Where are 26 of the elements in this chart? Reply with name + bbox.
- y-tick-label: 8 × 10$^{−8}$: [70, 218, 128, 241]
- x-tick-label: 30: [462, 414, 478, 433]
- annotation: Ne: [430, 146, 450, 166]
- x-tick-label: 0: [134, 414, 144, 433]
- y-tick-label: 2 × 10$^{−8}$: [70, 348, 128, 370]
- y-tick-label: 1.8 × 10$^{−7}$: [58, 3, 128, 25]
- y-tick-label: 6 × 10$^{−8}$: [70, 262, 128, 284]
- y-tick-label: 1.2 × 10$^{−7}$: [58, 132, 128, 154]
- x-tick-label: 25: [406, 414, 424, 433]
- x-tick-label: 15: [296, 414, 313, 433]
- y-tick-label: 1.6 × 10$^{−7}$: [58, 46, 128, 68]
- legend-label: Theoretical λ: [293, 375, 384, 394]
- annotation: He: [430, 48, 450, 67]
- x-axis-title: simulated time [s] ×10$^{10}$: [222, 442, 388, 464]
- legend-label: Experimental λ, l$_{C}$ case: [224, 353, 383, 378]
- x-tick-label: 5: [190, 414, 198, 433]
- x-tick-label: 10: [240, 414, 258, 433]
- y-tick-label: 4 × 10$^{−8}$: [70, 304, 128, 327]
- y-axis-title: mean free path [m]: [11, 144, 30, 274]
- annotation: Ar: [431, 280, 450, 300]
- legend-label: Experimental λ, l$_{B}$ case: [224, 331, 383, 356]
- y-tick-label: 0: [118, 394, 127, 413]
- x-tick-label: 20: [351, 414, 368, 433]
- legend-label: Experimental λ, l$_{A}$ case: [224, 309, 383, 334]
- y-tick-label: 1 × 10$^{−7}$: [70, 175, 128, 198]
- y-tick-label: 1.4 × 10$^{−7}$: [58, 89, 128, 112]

***

Directive:
Rewrite every one of the entries above, renaming "Experimental" to "Measured" wherever it occurs and keeping everything else unchanged.

The completed task:
Where are 26 of the elements in this chart? Reply with name + bbox.
- y-tick-label: 8 × 10$^{−8}$: [70, 218, 128, 241]
- x-tick-label: 30: [462, 414, 478, 433]
- annotation: Ne: [430, 146, 450, 166]
- x-tick-label: 0: [134, 414, 144, 433]
- y-tick-label: 2 × 10$^{−8}$: [70, 348, 128, 370]
- y-tick-label: 1.8 × 10$^{−7}$: [58, 3, 128, 25]
- y-tick-label: 6 × 10$^{−8}$: [70, 262, 128, 284]
- y-tick-label: 1.2 × 10$^{−7}$: [58, 132, 128, 154]
- x-tick-label: 25: [406, 414, 424, 433]
- x-tick-label: 15: [296, 414, 313, 433]
- y-tick-label: 1.6 × 10$^{−7}$: [58, 46, 128, 68]
- legend-label: Theoretical λ: [293, 375, 384, 394]
- annotation: He: [430, 48, 450, 67]
- x-axis-title: simulated time [s] ×10$^{10}$: [222, 442, 388, 464]
- legend-label: Measured λ, l$_{C}$ case: [224, 353, 383, 378]
- x-tick-label: 5: [190, 414, 198, 433]
- x-tick-label: 10: [240, 414, 258, 433]
- y-tick-label: 4 × 10$^{−8}$: [70, 304, 128, 327]
- y-axis-title: mean free path [m]: [11, 144, 30, 274]
- annotation: Ar: [431, 280, 450, 300]
- legend-label: Measured λ, l$_{B}$ case: [224, 331, 383, 356]
- y-tick-label: 0: [118, 394, 127, 413]
- x-tick-label: 20: [351, 414, 368, 433]
- legend-label: Measured λ, l$_{A}$ case: [224, 309, 383, 334]
- y-tick-label: 1 × 10$^{−7}$: [70, 175, 128, 198]
- y-tick-label: 1.4 × 10$^{−7}$: [58, 89, 128, 112]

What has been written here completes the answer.